What is required → Show all lines from the data that include the word "Displacement".
— Start of Dataset rows —
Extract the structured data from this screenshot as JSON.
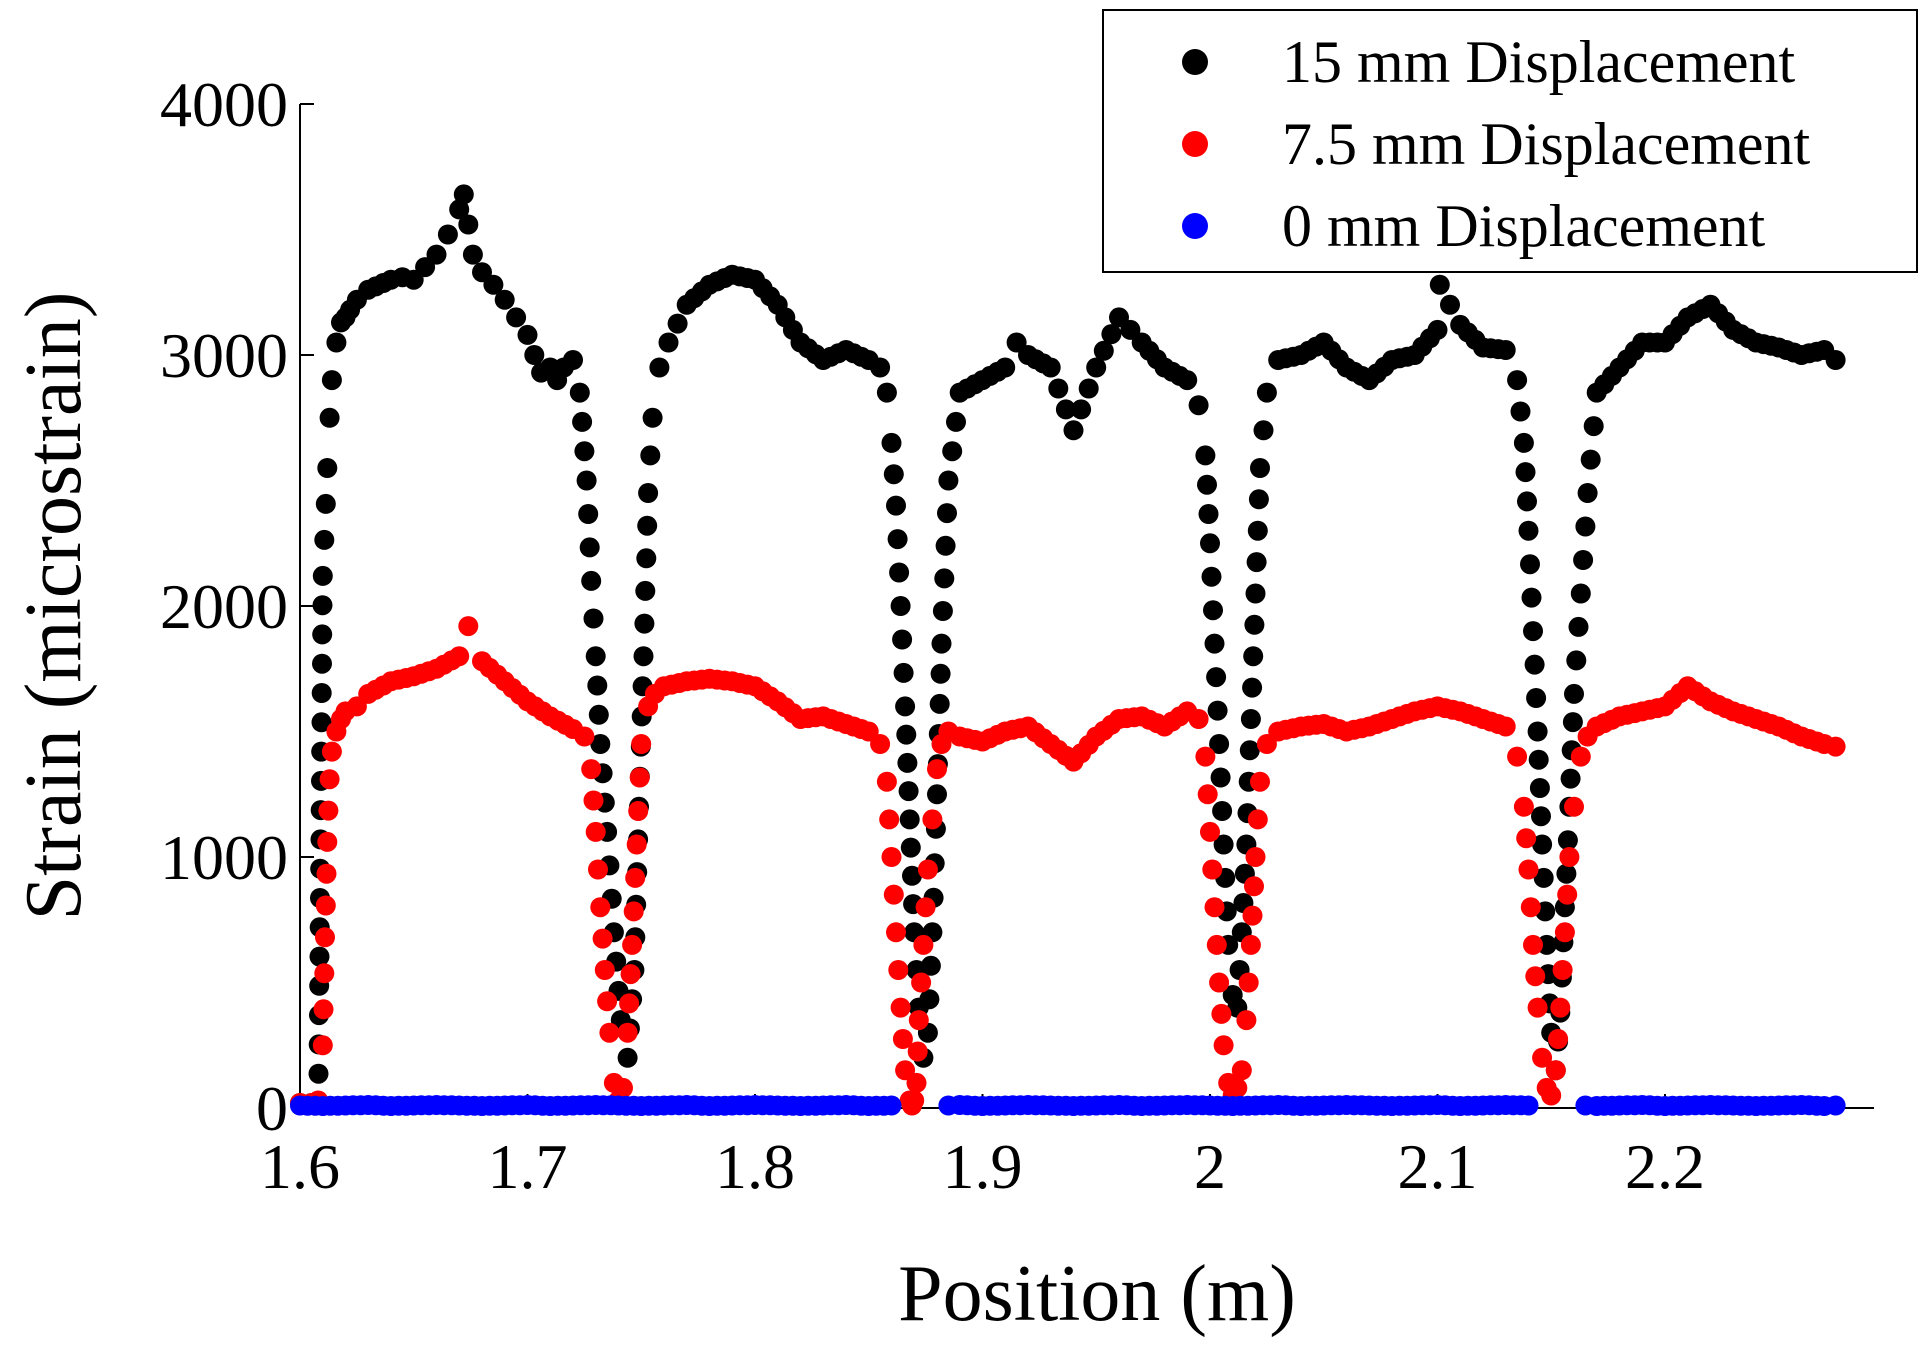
{
  "chart_data": {
    "type": "scatter",
    "title": "",
    "xlabel": "Position (m)",
    "ylabel": "Strain (microstrain)",
    "xlim": [
      1.6,
      2.28
    ],
    "ylim": [
      0,
      4000
    ],
    "xticks": [
      1.6,
      1.7,
      1.8,
      1.9,
      2.0,
      2.1,
      2.2
    ],
    "xtick_labels": [
      "1.6",
      "1.7",
      "1.8",
      "1.9",
      "2",
      "2.1",
      "2.2"
    ],
    "yticks": [
      0,
      1000,
      2000,
      3000,
      4000
    ],
    "ytick_labels": [
      "0",
      "1000",
      "2000",
      "3000",
      "4000"
    ],
    "grid": false,
    "legend_position": "top-right",
    "series": [
      {
        "name": "15 mm Displacement",
        "color": "#000000",
        "x": [
          1.6,
          1.605,
          1.608,
          1.61,
          1.612,
          1.613,
          1.614,
          1.616,
          1.618,
          1.62,
          1.622,
          1.625,
          1.63,
          1.64,
          1.645,
          1.65,
          1.655,
          1.66,
          1.665,
          1.67,
          1.672,
          1.674,
          1.676,
          1.68,
          1.685,
          1.69,
          1.695,
          1.7,
          1.703,
          1.706,
          1.71,
          1.713,
          1.716,
          1.72,
          1.723,
          1.726,
          1.728,
          1.73,
          1.732,
          1.735,
          1.738,
          1.741,
          1.744,
          1.747,
          1.749,
          1.751,
          1.753,
          1.755,
          1.758,
          1.762,
          1.77,
          1.78,
          1.79,
          1.8,
          1.81,
          1.82,
          1.83,
          1.84,
          1.85,
          1.855,
          1.858,
          1.86,
          1.862,
          1.864,
          1.866,
          1.868,
          1.87,
          1.872,
          1.874,
          1.876,
          1.878,
          1.88,
          1.882,
          1.885,
          1.89,
          1.9,
          1.91,
          1.915,
          1.92,
          1.93,
          1.94,
          1.95,
          1.96,
          1.965,
          1.97,
          1.98,
          1.99,
          1.995,
          1.998,
          2.0,
          2.002,
          2.004,
          2.006,
          2.008,
          2.01,
          2.012,
          2.014,
          2.016,
          2.018,
          2.02,
          2.022,
          2.025,
          2.03,
          2.04,
          2.05,
          2.06,
          2.07,
          2.08,
          2.09,
          2.1,
          2.101,
          2.11,
          2.12,
          2.13,
          2.135,
          2.138,
          2.14,
          2.142,
          2.144,
          2.146,
          2.148,
          2.15,
          2.152,
          2.154,
          2.156,
          2.158,
          2.16,
          2.163,
          2.166,
          2.17,
          2.18,
          2.19,
          2.2,
          2.21,
          2.22,
          2.23,
          2.24,
          2.25,
          2.26,
          2.27,
          2.275
        ],
        "y": [
          20,
          20,
          20,
          2120,
          2550,
          2750,
          2900,
          3050,
          3130,
          3150,
          3180,
          3220,
          3260,
          3300,
          3310,
          3300,
          3350,
          3400,
          3480,
          3580,
          3640,
          3520,
          3400,
          3330,
          3280,
          3220,
          3150,
          3080,
          3000,
          2930,
          2950,
          2900,
          2950,
          2980,
          2850,
          2500,
          2100,
          1800,
          1450,
          1100,
          700,
          350,
          200,
          550,
          1200,
          1800,
          2450,
          2750,
          2950,
          3050,
          3200,
          3280,
          3320,
          3300,
          3200,
          3050,
          2980,
          3020,
          2980,
          2950,
          2850,
          2650,
          2400,
          2000,
          1600,
          1150,
          700,
          400,
          200,
          300,
          700,
          1250,
          1850,
          2500,
          2850,
          2900,
          2950,
          3050,
          3000,
          2950,
          2700,
          2950,
          3150,
          3100,
          3050,
          2950,
          2900,
          2800,
          2600,
          2250,
          1850,
          1450,
          1050,
          650,
          450,
          400,
          700,
          1050,
          1550,
          2050,
          2550,
          2850,
          2980,
          3000,
          3050,
          2950,
          2900,
          2980,
          3000,
          3100,
          3280,
          3120,
          3030,
          3020,
          2900,
          2650,
          2300,
          1900,
          1500,
          1050,
          650,
          300,
          150,
          380,
          800,
          1200,
          1650,
          2050,
          2450,
          2850,
          2950,
          3050,
          3050,
          3150,
          3200,
          3100,
          3050,
          3030,
          3000,
          3020,
          2980
        ]
      },
      {
        "name": "7.5 mm Displacement",
        "color": "#ff0000",
        "x": [
          1.6,
          1.605,
          1.608,
          1.61,
          1.611,
          1.612,
          1.613,
          1.614,
          1.616,
          1.618,
          1.62,
          1.625,
          1.63,
          1.64,
          1.65,
          1.66,
          1.67,
          1.674,
          1.68,
          1.69,
          1.7,
          1.71,
          1.72,
          1.725,
          1.728,
          1.73,
          1.732,
          1.734,
          1.736,
          1.738,
          1.74,
          1.742,
          1.744,
          1.746,
          1.748,
          1.75,
          1.753,
          1.756,
          1.76,
          1.77,
          1.78,
          1.79,
          1.8,
          1.81,
          1.82,
          1.83,
          1.84,
          1.85,
          1.855,
          1.858,
          1.86,
          1.862,
          1.864,
          1.866,
          1.868,
          1.869,
          1.87,
          1.871,
          1.872,
          1.874,
          1.876,
          1.878,
          1.88,
          1.882,
          1.885,
          1.89,
          1.9,
          1.91,
          1.92,
          1.93,
          1.94,
          1.95,
          1.96,
          1.97,
          1.98,
          1.99,
          1.995,
          1.998,
          2.0,
          2.002,
          2.004,
          2.006,
          2.008,
          2.01,
          2.012,
          2.014,
          2.016,
          2.018,
          2.02,
          2.022,
          2.025,
          2.03,
          2.04,
          2.05,
          2.06,
          2.07,
          2.08,
          2.09,
          2.1,
          2.11,
          2.12,
          2.13,
          2.135,
          2.138,
          2.14,
          2.142,
          2.144,
          2.146,
          2.148,
          2.15,
          2.152,
          2.154,
          2.156,
          2.158,
          2.16,
          2.163,
          2.166,
          2.17,
          2.18,
          2.19,
          2.2,
          2.21,
          2.22,
          2.23,
          2.24,
          2.25,
          2.26,
          2.27,
          2.275
        ],
        "y": [
          20,
          20,
          30,
          250,
          680,
          1060,
          1310,
          1420,
          1500,
          1550,
          1580,
          1600,
          1650,
          1700,
          1720,
          1750,
          1800,
          1920,
          1780,
          1700,
          1620,
          1560,
          1510,
          1480,
          1350,
          1100,
          800,
          550,
          300,
          100,
          30,
          80,
          300,
          650,
          1050,
          1450,
          1600,
          1650,
          1680,
          1700,
          1710,
          1700,
          1680,
          1620,
          1550,
          1560,
          1530,
          1500,
          1450,
          1300,
          1000,
          700,
          400,
          150,
          30,
          10,
          30,
          100,
          350,
          650,
          950,
          1150,
          1350,
          1450,
          1500,
          1480,
          1460,
          1500,
          1520,
          1450,
          1380,
          1480,
          1550,
          1560,
          1520,
          1580,
          1550,
          1400,
          1100,
          800,
          500,
          250,
          100,
          50,
          80,
          150,
          350,
          650,
          1000,
          1300,
          1450,
          1500,
          1520,
          1530,
          1500,
          1520,
          1550,
          1580,
          1600,
          1580,
          1550,
          1520,
          1400,
          1200,
          950,
          650,
          400,
          200,
          80,
          50,
          150,
          400,
          700,
          1000,
          1200,
          1400,
          1480,
          1520,
          1560,
          1580,
          1600,
          1680,
          1620,
          1580,
          1550,
          1520,
          1480,
          1450,
          1440
        ]
      },
      {
        "name": "0 mm Displacement",
        "color": "#0000ff",
        "x": [
          1.6,
          1.61,
          1.62,
          1.63,
          1.64,
          1.65,
          1.66,
          1.67,
          1.68,
          1.69,
          1.7,
          1.71,
          1.72,
          1.73,
          1.74,
          1.75,
          1.76,
          1.77,
          1.78,
          1.79,
          1.8,
          1.81,
          1.82,
          1.83,
          1.84,
          1.85,
          1.86,
          1.885,
          1.89,
          1.9,
          1.91,
          1.92,
          1.93,
          1.94,
          1.95,
          1.96,
          1.97,
          1.98,
          1.99,
          2.0,
          2.01,
          2.02,
          2.03,
          2.04,
          2.05,
          2.06,
          2.07,
          2.08,
          2.09,
          2.1,
          2.11,
          2.12,
          2.13,
          2.14,
          2.165,
          2.17,
          2.18,
          2.19,
          2.2,
          2.21,
          2.22,
          2.23,
          2.24,
          2.25,
          2.26,
          2.27,
          2.275
        ],
        "y": [
          10,
          8,
          10,
          12,
          8,
          10,
          12,
          10,
          8,
          10,
          12,
          8,
          10,
          12,
          10,
          8,
          10,
          12,
          8,
          10,
          12,
          10,
          8,
          10,
          12,
          8,
          10,
          10,
          12,
          8,
          10,
          12,
          10,
          8,
          10,
          12,
          8,
          10,
          12,
          10,
          8,
          10,
          12,
          8,
          10,
          12,
          10,
          8,
          10,
          12,
          8,
          10,
          12,
          10,
          10,
          8,
          10,
          12,
          8,
          10,
          12,
          10,
          8,
          10,
          12,
          8,
          10
        ]
      }
    ]
  }
}
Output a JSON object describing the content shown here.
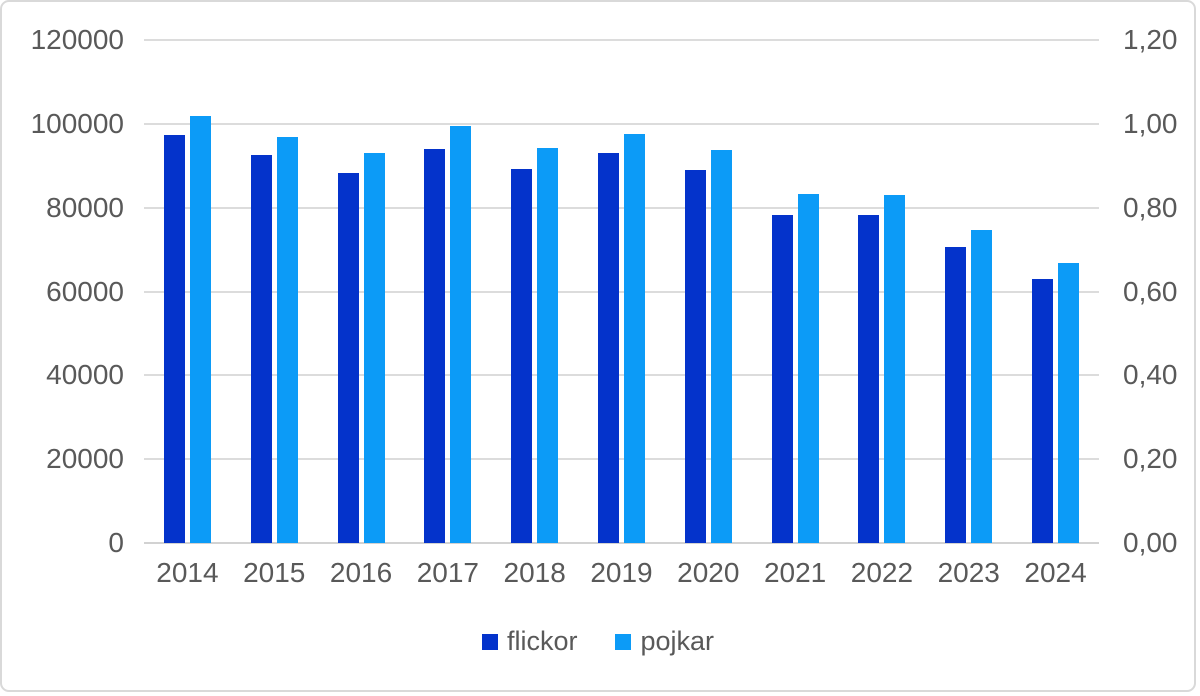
{
  "chart_data": {
    "type": "bar",
    "title": "",
    "categories": [
      "2014",
      "2015",
      "2016",
      "2017",
      "2018",
      "2019",
      "2020",
      "2021",
      "2022",
      "2023",
      "2024"
    ],
    "series": [
      {
        "name": "flickor",
        "color": "#0433cb",
        "values": [
          97400,
          92600,
          88300,
          94000,
          89200,
          93000,
          89000,
          78300,
          78200,
          70700,
          63100
        ]
      },
      {
        "name": "pojkar",
        "color": "#0c9bf7",
        "values": [
          101800,
          96900,
          93000,
          99400,
          94300,
          97500,
          93800,
          83200,
          83000,
          74600,
          66900
        ]
      }
    ],
    "left_axis": {
      "min": 0,
      "max": 120000,
      "tick_labels": [
        "120000",
        "100000",
        "80000",
        "60000",
        "40000",
        "20000",
        "0"
      ]
    },
    "right_axis": {
      "min": 0,
      "max": 1.2,
      "tick_labels": [
        "1,20",
        "1,00",
        "0,80",
        "0,60",
        "0,40",
        "0,20",
        "0,00"
      ]
    },
    "grid": true,
    "legend_position": "bottom"
  },
  "legend": {
    "item1": "flickor",
    "item2": "pojkar"
  },
  "colors": {
    "axis_text": "#595959",
    "gridline": "#dcdcdc",
    "axis_line": "#d2d2d2",
    "frame_border": "#d9d9d9",
    "background": "#ffffff",
    "series_flickor": "#0433cb",
    "series_pojkar": "#0c9bf7"
  }
}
— End of Dataset rows —
The answer →
        "name": "15 mm Displacement",
        "name": "7.5 mm Displacement",
        "name": "0 mm Displacement",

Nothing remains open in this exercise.